Exercise task >>
In the material below, list every line carrying the string "icon".

Input material >>
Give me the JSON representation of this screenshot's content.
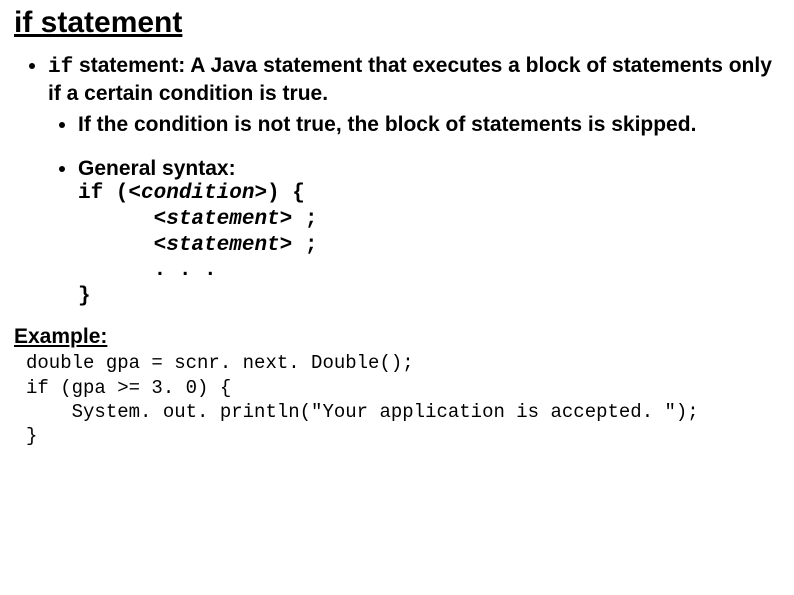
{
  "title": "if statement",
  "bullet1": {
    "code_kw": "if",
    "rest": " statement: A Java statement that executes a block of statements only if a certain condition is true."
  },
  "sub1": "If the condition is not true, the block of statements is skipped.",
  "sub2": {
    "lead": "General syntax:",
    "l1a": "if (",
    "l1cond": "<condition>",
    "l1b": ") {",
    "l2pad": "      ",
    "l2stmt": "<statement>",
    "l2semi": " ;",
    "l3pad": "      ",
    "l3stmt": "<statement>",
    "l3semi": " ;",
    "l4": "      . . .",
    "l5": "}"
  },
  "example_head": "Example:",
  "example_code": "double gpa = scnr. next. Double();\nif (gpa >= 3. 0) {\n    System. out. println(\"Your application is accepted. \");\n}"
}
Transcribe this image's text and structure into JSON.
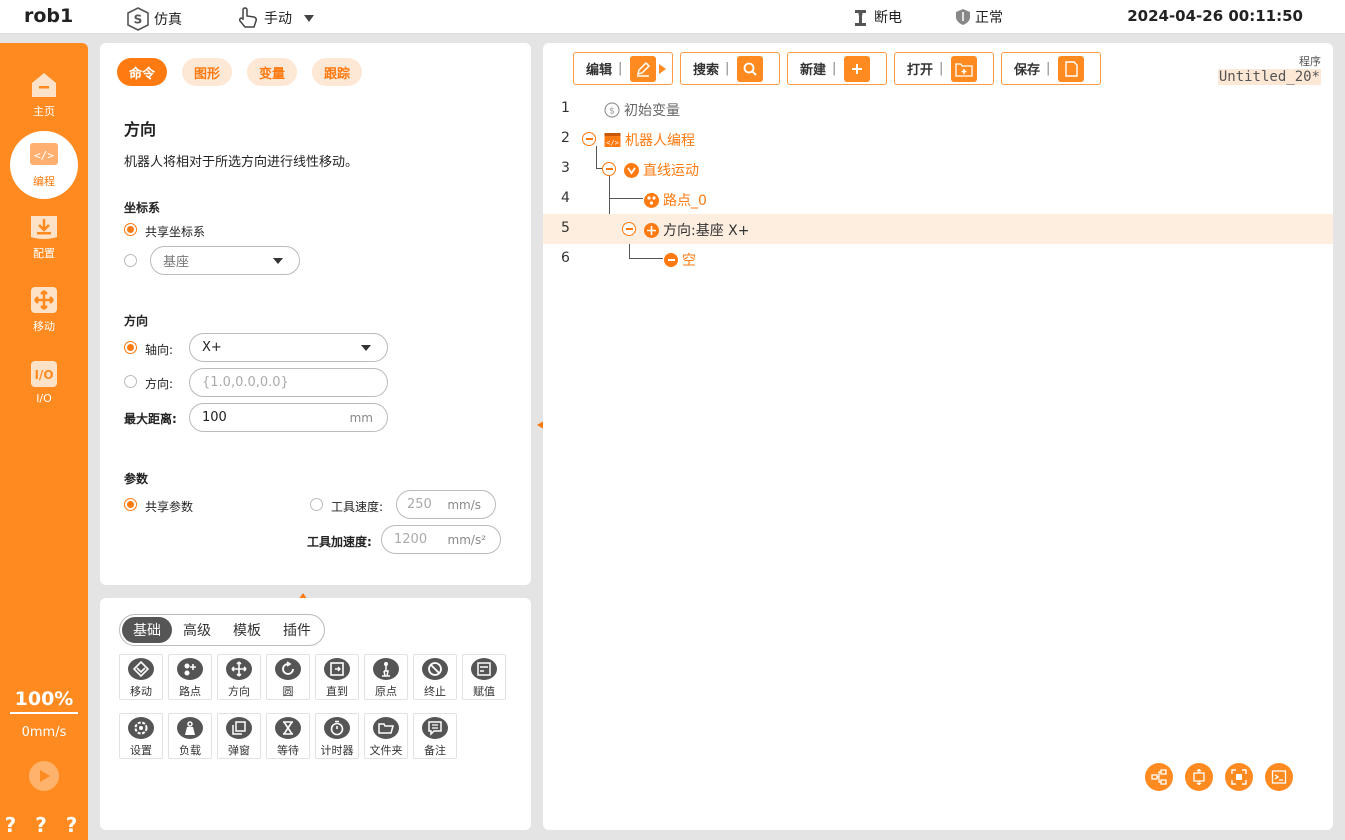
{
  "topbar": {
    "robot_name": "rob1",
    "sim_label": "仿真",
    "mode_label": "手动",
    "power_label": "断电",
    "status_label": "正常",
    "datetime": "2024-04-26 00:11:50"
  },
  "sidebar": {
    "items": [
      {
        "label": "主页",
        "icon": "home-icon"
      },
      {
        "label": "编程",
        "icon": "code-icon"
      },
      {
        "label": "配置",
        "icon": "download-config-icon"
      },
      {
        "label": "移动",
        "icon": "move-arrows-icon"
      },
      {
        "label": "I/O",
        "icon": "io-icon"
      }
    ],
    "speed_percent": "100%",
    "speed_value": "0mm/s",
    "bottom_text": "? ? ? ?"
  },
  "command_panel": {
    "tabs": [
      "命令",
      "图形",
      "变量",
      "跟踪"
    ],
    "title": "方向",
    "description": "机器人将相对于所选方向进行线性移动。",
    "coord_section": "坐标系",
    "coord_shared": "共享坐标系",
    "coord_select": "基座",
    "dir_section": "方向",
    "axis_label": "轴向:",
    "axis_value": "X+",
    "direction_label": "方向:",
    "direction_placeholder": "{1.0,0.0,0.0}",
    "max_dist_label": "最大距离:",
    "max_dist_value": "100",
    "max_dist_unit": "mm",
    "param_section": "参数",
    "param_shared": "共享参数",
    "tool_speed_label": "工具速度:",
    "tool_speed_value": "250",
    "tool_speed_unit": "mm/s",
    "tool_accel_label": "工具加速度:",
    "tool_accel_value": "1200",
    "tool_accel_unit": "mm/s²"
  },
  "palette": {
    "segments": [
      "基础",
      "高级",
      "模板",
      "插件"
    ],
    "row1": [
      "移动",
      "路点",
      "方向",
      "圆",
      "直到",
      "原点",
      "终止",
      "赋值"
    ],
    "row2": [
      "设置",
      "负载",
      "弹窗",
      "等待",
      "计时器",
      "文件夹",
      "备注"
    ]
  },
  "program": {
    "buttons": [
      "编辑",
      "搜索",
      "新建",
      "打开",
      "保存"
    ],
    "label": "程序",
    "name": "Untitled_20*",
    "lines": [
      {
        "n": "1",
        "text": "初始变量"
      },
      {
        "n": "2",
        "text": "机器人编程"
      },
      {
        "n": "3",
        "text": "直线运动"
      },
      {
        "n": "4",
        "text": "路点_0"
      },
      {
        "n": "5",
        "text": "方向:基座 X+"
      },
      {
        "n": "6",
        "text": "空"
      }
    ]
  },
  "colors": {
    "accent": "#ff7a10",
    "sidebar": "#ff8a1f"
  }
}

The completed task >>
        "icon": "home-icon"
        "icon": "code-icon"
        "icon": "download-config-icon"
        "icon": "move-arrows-icon"
        "icon": "io-icon"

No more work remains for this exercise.